-- start of Records --
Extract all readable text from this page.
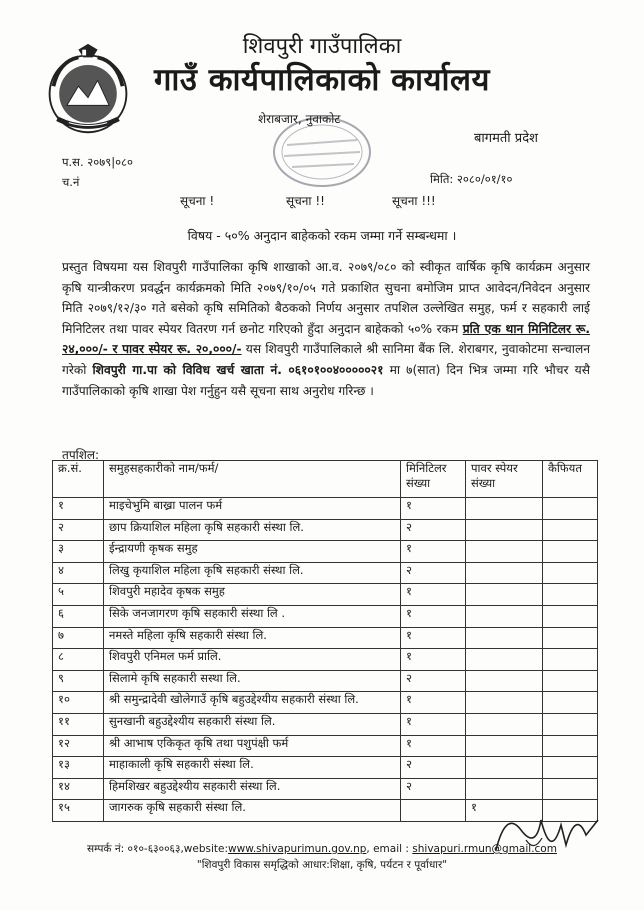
शिवपुरी गाउँपालिका
गाउँ कार्यपालिकाको कार्यालय
शेराबजार, नुवाकोट
बागमती प्रदेश
प.स. २०७९|०८०
च.नं	मिति: २०८०/०१/१०
सूचना !	सूचना !!	सूचना !!!
विषय - ५०% अनुदान बाहेकको रकम जम्मा गर्ने सम्बन्धमा ।
प्रस्तुत विषयमा यस शिवपुरी गाउँपालिका कृषि शाखाको आ.व. २०७९/०८० को स्वीकृत वार्षिक कृषि कार्यक्रम अनुसार कृषि यान्त्रीकरण प्रवर्द्धन कार्यक्रमको मिति २०७९/१०/०५ गते प्रकाशित सुचना बमोजिम प्राप्त आवेदन/निवेदन अनुसार मिति २०७९/१२/३० गते बसेको कृषि समितिको बैठकको निर्णय अनुसार तपशिल उल्लेखित समुह, फर्म र सहकारी लाई मिनिटिलर तथा पावर स्पेयर वितरण गर्न छनोट गरिएको हुँदा अनुदान बाहेकको ५०% रकम प्रति एक थान मिनिटिलर रू. २४,०००/- र पावर स्पेयर रू. २०,०००/- यस शिवपुरी गाउँपालिकाले श्री सानिमा बैंक लि. शेराबगर, नुवाकोटमा सन्चालन गरेको शिवपुरी गा.पा को विविध खर्च खाता नं. ०६१०१००४०००००२१ मा ७(सात) दिन भित्र जम्मा गरि भौचर यसै गाउँपालिकाको कृषि शाखा पेश गर्नुहुन यसै सूचना साथ अनुरोध गरिन्छ ।
तपशिल:
क्र.सं.	समुहसहकारीको नाम/फर्म/	मिनिटिलर संख्या	पावर स्पेयर संख्या	कैफियत
१	माइचेभुमि बाख्रा पालन फर्म	१		
२	छाप क्रियाशिल महिला कृषि सहकारी संस्था लि.	२		
३	ईन्द्रायणी कृषक समुह	१		
४	लिखु कृयाशिल महिला कृषि सहकारी संस्था लि.	२		
५	शिवपुरी महादेव कृषक समुह	१		
६	सिके जनजागरण कृषि सहकारी संस्था लि .	१		
७	नमस्ते महिला कृषि सहकारी संस्था लि.	१		
८	शिवपुरी एनिमल फर्म प्रालि.	१		
९	सिलामे कृषि सहकारी सस्था लि.	२		
१०	श्री समुन्द्रादेवी खोलेगाउँ कृषि बहुउद्देश्यीय सहकारी संस्था लि.	१		
११	सुनखानी बहुउद्देश्यीय सहकारी संस्था लि.	१		
१२	श्री आभाष एकिकृत कृषि तथा पशुपंक्षी फर्म	१		
१३	माहाकाली कृषि सहकारी संस्था लि.	२		
१४	हिमशिखर बहुउद्देश्यीय सहकारी संस्था लि.	२		
१५	जागरुक कृषि सहकारी संस्था लि.		१	
सम्पर्क नं: ०१०-६३००६३,website:www.shivapurimun.gov.np, email : shivapuri.rmun@gmail.com
"शिवपुरी विकास समृद्धिको आधार:शिक्षा, कृषि, पर्यटन र पूर्वाधार"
-- end of Records --
**Task goal**
Give every record back exactly as it reads, with no images.

**Problem solution**
Extract all readable text from this page.
शिवपुरी गाउँपालिका
गाउँ कार्यपालिकाको कार्यालय
शेराबजार, नुवाकोट
बागमती प्रदेश
प.स. २०७९|०८०
च.नं	मिति: २०८०/०१/१०
सूचना !	सूचना !!	सूचना !!!
विषय - ५०% अनुदान बाहेकको रकम जम्मा गर्ने सम्बन्धमा ।
प्रस्तुत विषयमा यस शिवपुरी गाउँपालिका कृषि शाखाको आ.व. २०७९/०८० को स्वीकृत वार्षिक कृषि कार्यक्रम अनुसार कृषि यान्त्रीकरण प्रवर्द्धन कार्यक्रमको मिति २०७९/१०/०५ गते प्रकाशित सुचना बमोजिम प्राप्त आवेदन/निवेदन अनुसार मिति २०७९/१२/३० गते बसेको कृषि समितिको बैठकको निर्णय अनुसार तपशिल उल्लेखित समुह, फर्म र सहकारी लाई मिनिटिलर तथा पावर स्पेयर वितरण गर्न छनोट गरिएको हुँदा अनुदान बाहेकको ५०% रकम प्रति एक थान मिनिटिलर रू. २४,०००/- र पावर स्पेयर रू. २०,०००/- यस शिवपुरी गाउँपालिकाले श्री सानिमा बैंक लि. शेराबगर, नुवाकोटमा सन्चालन गरेको शिवपुरी गा.पा को विविध खर्च खाता नं. ०६१०१००४०००००२१ मा ७(सात) दिन भित्र जम्मा गरि भौचर यसै गाउँपालिकाको कृषि शाखा पेश गर्नुहुन यसै सूचना साथ अनुरोध गरिन्छ ।
तपशिल:
क्र.सं.	समुहसहकारीको नाम/फर्म/	मिनिटिलर संख्या	पावर स्पेयर संख्या	कैफियत
१	माइचेभुमि बाख्रा पालन फर्म	१		
२	छाप क्रियाशिल महिला कृषि सहकारी संस्था लि.	२		
३	ईन्द्रायणी कृषक समुह	१		
४	लिखु कृयाशिल महिला कृषि सहकारी संस्था लि.	२		
५	शिवपुरी महादेव कृषक समुह	१		
६	सिके जनजागरण कृषि सहकारी संस्था लि .	१		
७	नमस्ते महिला कृषि सहकारी संस्था लि.	१		
८	शिवपुरी एनिमल फर्म प्रालि.	१		
९	सिलामे कृषि सहकारी सस्था लि.	२		
१०	श्री समुन्द्रादेवी खोलेगाउँ कृषि बहुउद्देश्यीय सहकारी संस्था लि.	१		
११	सुनखानी बहुउद्देश्यीय सहकारी संस्था लि.	१		
१२	श्री आभाष एकिकृत कृषि तथा पशुपंक्षी फर्म	१		
१३	माहाकाली कृषि सहकारी संस्था लि.	२		
१४	हिमशिखर बहुउद्देश्यीय सहकारी संस्था लि.	२		
१५	जागरुक कृषि सहकारी संस्था लि.		१	
सम्पर्क नं: ०१०-६३००६३,website:www.shivapurimun.gov.np, email : shivapuri.rmun@gmail.com
"शिवपुरी विकास समृद्धिको आधार:शिक्षा, कृषि, पर्यटन र पूर्वाधार"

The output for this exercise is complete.